DATA SUPPLIED

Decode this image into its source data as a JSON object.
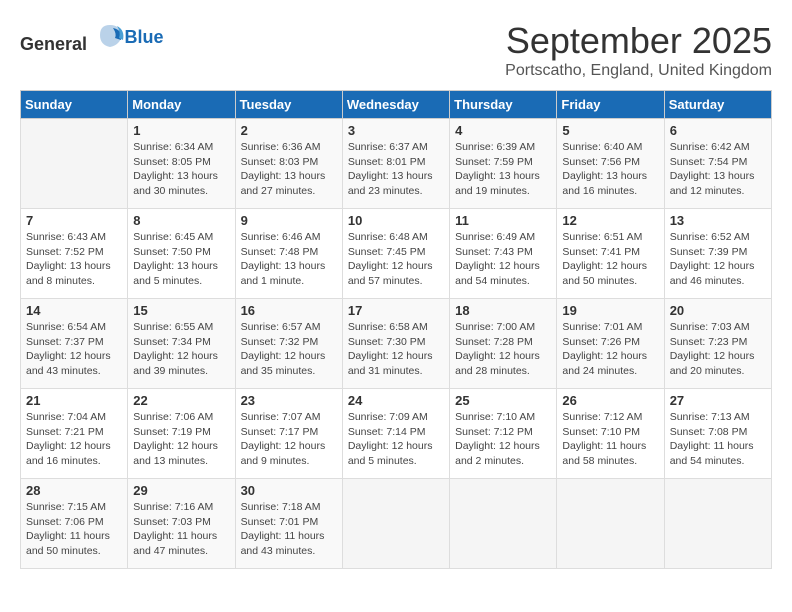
{
  "header": {
    "logo_general": "General",
    "logo_blue": "Blue",
    "month_title": "September 2025",
    "location": "Portscatho, England, United Kingdom"
  },
  "days_of_week": [
    "Sunday",
    "Monday",
    "Tuesday",
    "Wednesday",
    "Thursday",
    "Friday",
    "Saturday"
  ],
  "weeks": [
    [
      {
        "day": "",
        "content": ""
      },
      {
        "day": "1",
        "content": "Sunrise: 6:34 AM\nSunset: 8:05 PM\nDaylight: 13 hours\nand 30 minutes."
      },
      {
        "day": "2",
        "content": "Sunrise: 6:36 AM\nSunset: 8:03 PM\nDaylight: 13 hours\nand 27 minutes."
      },
      {
        "day": "3",
        "content": "Sunrise: 6:37 AM\nSunset: 8:01 PM\nDaylight: 13 hours\nand 23 minutes."
      },
      {
        "day": "4",
        "content": "Sunrise: 6:39 AM\nSunset: 7:59 PM\nDaylight: 13 hours\nand 19 minutes."
      },
      {
        "day": "5",
        "content": "Sunrise: 6:40 AM\nSunset: 7:56 PM\nDaylight: 13 hours\nand 16 minutes."
      },
      {
        "day": "6",
        "content": "Sunrise: 6:42 AM\nSunset: 7:54 PM\nDaylight: 13 hours\nand 12 minutes."
      }
    ],
    [
      {
        "day": "7",
        "content": "Sunrise: 6:43 AM\nSunset: 7:52 PM\nDaylight: 13 hours\nand 8 minutes."
      },
      {
        "day": "8",
        "content": "Sunrise: 6:45 AM\nSunset: 7:50 PM\nDaylight: 13 hours\nand 5 minutes."
      },
      {
        "day": "9",
        "content": "Sunrise: 6:46 AM\nSunset: 7:48 PM\nDaylight: 13 hours\nand 1 minute."
      },
      {
        "day": "10",
        "content": "Sunrise: 6:48 AM\nSunset: 7:45 PM\nDaylight: 12 hours\nand 57 minutes."
      },
      {
        "day": "11",
        "content": "Sunrise: 6:49 AM\nSunset: 7:43 PM\nDaylight: 12 hours\nand 54 minutes."
      },
      {
        "day": "12",
        "content": "Sunrise: 6:51 AM\nSunset: 7:41 PM\nDaylight: 12 hours\nand 50 minutes."
      },
      {
        "day": "13",
        "content": "Sunrise: 6:52 AM\nSunset: 7:39 PM\nDaylight: 12 hours\nand 46 minutes."
      }
    ],
    [
      {
        "day": "14",
        "content": "Sunrise: 6:54 AM\nSunset: 7:37 PM\nDaylight: 12 hours\nand 43 minutes."
      },
      {
        "day": "15",
        "content": "Sunrise: 6:55 AM\nSunset: 7:34 PM\nDaylight: 12 hours\nand 39 minutes."
      },
      {
        "day": "16",
        "content": "Sunrise: 6:57 AM\nSunset: 7:32 PM\nDaylight: 12 hours\nand 35 minutes."
      },
      {
        "day": "17",
        "content": "Sunrise: 6:58 AM\nSunset: 7:30 PM\nDaylight: 12 hours\nand 31 minutes."
      },
      {
        "day": "18",
        "content": "Sunrise: 7:00 AM\nSunset: 7:28 PM\nDaylight: 12 hours\nand 28 minutes."
      },
      {
        "day": "19",
        "content": "Sunrise: 7:01 AM\nSunset: 7:26 PM\nDaylight: 12 hours\nand 24 minutes."
      },
      {
        "day": "20",
        "content": "Sunrise: 7:03 AM\nSunset: 7:23 PM\nDaylight: 12 hours\nand 20 minutes."
      }
    ],
    [
      {
        "day": "21",
        "content": "Sunrise: 7:04 AM\nSunset: 7:21 PM\nDaylight: 12 hours\nand 16 minutes."
      },
      {
        "day": "22",
        "content": "Sunrise: 7:06 AM\nSunset: 7:19 PM\nDaylight: 12 hours\nand 13 minutes."
      },
      {
        "day": "23",
        "content": "Sunrise: 7:07 AM\nSunset: 7:17 PM\nDaylight: 12 hours\nand 9 minutes."
      },
      {
        "day": "24",
        "content": "Sunrise: 7:09 AM\nSunset: 7:14 PM\nDaylight: 12 hours\nand 5 minutes."
      },
      {
        "day": "25",
        "content": "Sunrise: 7:10 AM\nSunset: 7:12 PM\nDaylight: 12 hours\nand 2 minutes."
      },
      {
        "day": "26",
        "content": "Sunrise: 7:12 AM\nSunset: 7:10 PM\nDaylight: 11 hours\nand 58 minutes."
      },
      {
        "day": "27",
        "content": "Sunrise: 7:13 AM\nSunset: 7:08 PM\nDaylight: 11 hours\nand 54 minutes."
      }
    ],
    [
      {
        "day": "28",
        "content": "Sunrise: 7:15 AM\nSunset: 7:06 PM\nDaylight: 11 hours\nand 50 minutes."
      },
      {
        "day": "29",
        "content": "Sunrise: 7:16 AM\nSunset: 7:03 PM\nDaylight: 11 hours\nand 47 minutes."
      },
      {
        "day": "30",
        "content": "Sunrise: 7:18 AM\nSunset: 7:01 PM\nDaylight: 11 hours\nand 43 minutes."
      },
      {
        "day": "",
        "content": ""
      },
      {
        "day": "",
        "content": ""
      },
      {
        "day": "",
        "content": ""
      },
      {
        "day": "",
        "content": ""
      }
    ]
  ]
}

SHORT TASK
Quote the data above in full and without alteration; skip the pictures.

SOLUTION
Decode this image into its source data as a JSON object.
{
  "header": {
    "logo_general": "General",
    "logo_blue": "Blue",
    "month_title": "September 2025",
    "location": "Portscatho, England, United Kingdom"
  },
  "days_of_week": [
    "Sunday",
    "Monday",
    "Tuesday",
    "Wednesday",
    "Thursday",
    "Friday",
    "Saturday"
  ],
  "weeks": [
    [
      {
        "day": "",
        "content": ""
      },
      {
        "day": "1",
        "content": "Sunrise: 6:34 AM\nSunset: 8:05 PM\nDaylight: 13 hours\nand 30 minutes."
      },
      {
        "day": "2",
        "content": "Sunrise: 6:36 AM\nSunset: 8:03 PM\nDaylight: 13 hours\nand 27 minutes."
      },
      {
        "day": "3",
        "content": "Sunrise: 6:37 AM\nSunset: 8:01 PM\nDaylight: 13 hours\nand 23 minutes."
      },
      {
        "day": "4",
        "content": "Sunrise: 6:39 AM\nSunset: 7:59 PM\nDaylight: 13 hours\nand 19 minutes."
      },
      {
        "day": "5",
        "content": "Sunrise: 6:40 AM\nSunset: 7:56 PM\nDaylight: 13 hours\nand 16 minutes."
      },
      {
        "day": "6",
        "content": "Sunrise: 6:42 AM\nSunset: 7:54 PM\nDaylight: 13 hours\nand 12 minutes."
      }
    ],
    [
      {
        "day": "7",
        "content": "Sunrise: 6:43 AM\nSunset: 7:52 PM\nDaylight: 13 hours\nand 8 minutes."
      },
      {
        "day": "8",
        "content": "Sunrise: 6:45 AM\nSunset: 7:50 PM\nDaylight: 13 hours\nand 5 minutes."
      },
      {
        "day": "9",
        "content": "Sunrise: 6:46 AM\nSunset: 7:48 PM\nDaylight: 13 hours\nand 1 minute."
      },
      {
        "day": "10",
        "content": "Sunrise: 6:48 AM\nSunset: 7:45 PM\nDaylight: 12 hours\nand 57 minutes."
      },
      {
        "day": "11",
        "content": "Sunrise: 6:49 AM\nSunset: 7:43 PM\nDaylight: 12 hours\nand 54 minutes."
      },
      {
        "day": "12",
        "content": "Sunrise: 6:51 AM\nSunset: 7:41 PM\nDaylight: 12 hours\nand 50 minutes."
      },
      {
        "day": "13",
        "content": "Sunrise: 6:52 AM\nSunset: 7:39 PM\nDaylight: 12 hours\nand 46 minutes."
      }
    ],
    [
      {
        "day": "14",
        "content": "Sunrise: 6:54 AM\nSunset: 7:37 PM\nDaylight: 12 hours\nand 43 minutes."
      },
      {
        "day": "15",
        "content": "Sunrise: 6:55 AM\nSunset: 7:34 PM\nDaylight: 12 hours\nand 39 minutes."
      },
      {
        "day": "16",
        "content": "Sunrise: 6:57 AM\nSunset: 7:32 PM\nDaylight: 12 hours\nand 35 minutes."
      },
      {
        "day": "17",
        "content": "Sunrise: 6:58 AM\nSunset: 7:30 PM\nDaylight: 12 hours\nand 31 minutes."
      },
      {
        "day": "18",
        "content": "Sunrise: 7:00 AM\nSunset: 7:28 PM\nDaylight: 12 hours\nand 28 minutes."
      },
      {
        "day": "19",
        "content": "Sunrise: 7:01 AM\nSunset: 7:26 PM\nDaylight: 12 hours\nand 24 minutes."
      },
      {
        "day": "20",
        "content": "Sunrise: 7:03 AM\nSunset: 7:23 PM\nDaylight: 12 hours\nand 20 minutes."
      }
    ],
    [
      {
        "day": "21",
        "content": "Sunrise: 7:04 AM\nSunset: 7:21 PM\nDaylight: 12 hours\nand 16 minutes."
      },
      {
        "day": "22",
        "content": "Sunrise: 7:06 AM\nSunset: 7:19 PM\nDaylight: 12 hours\nand 13 minutes."
      },
      {
        "day": "23",
        "content": "Sunrise: 7:07 AM\nSunset: 7:17 PM\nDaylight: 12 hours\nand 9 minutes."
      },
      {
        "day": "24",
        "content": "Sunrise: 7:09 AM\nSunset: 7:14 PM\nDaylight: 12 hours\nand 5 minutes."
      },
      {
        "day": "25",
        "content": "Sunrise: 7:10 AM\nSunset: 7:12 PM\nDaylight: 12 hours\nand 2 minutes."
      },
      {
        "day": "26",
        "content": "Sunrise: 7:12 AM\nSunset: 7:10 PM\nDaylight: 11 hours\nand 58 minutes."
      },
      {
        "day": "27",
        "content": "Sunrise: 7:13 AM\nSunset: 7:08 PM\nDaylight: 11 hours\nand 54 minutes."
      }
    ],
    [
      {
        "day": "28",
        "content": "Sunrise: 7:15 AM\nSunset: 7:06 PM\nDaylight: 11 hours\nand 50 minutes."
      },
      {
        "day": "29",
        "content": "Sunrise: 7:16 AM\nSunset: 7:03 PM\nDaylight: 11 hours\nand 47 minutes."
      },
      {
        "day": "30",
        "content": "Sunrise: 7:18 AM\nSunset: 7:01 PM\nDaylight: 11 hours\nand 43 minutes."
      },
      {
        "day": "",
        "content": ""
      },
      {
        "day": "",
        "content": ""
      },
      {
        "day": "",
        "content": ""
      },
      {
        "day": "",
        "content": ""
      }
    ]
  ]
}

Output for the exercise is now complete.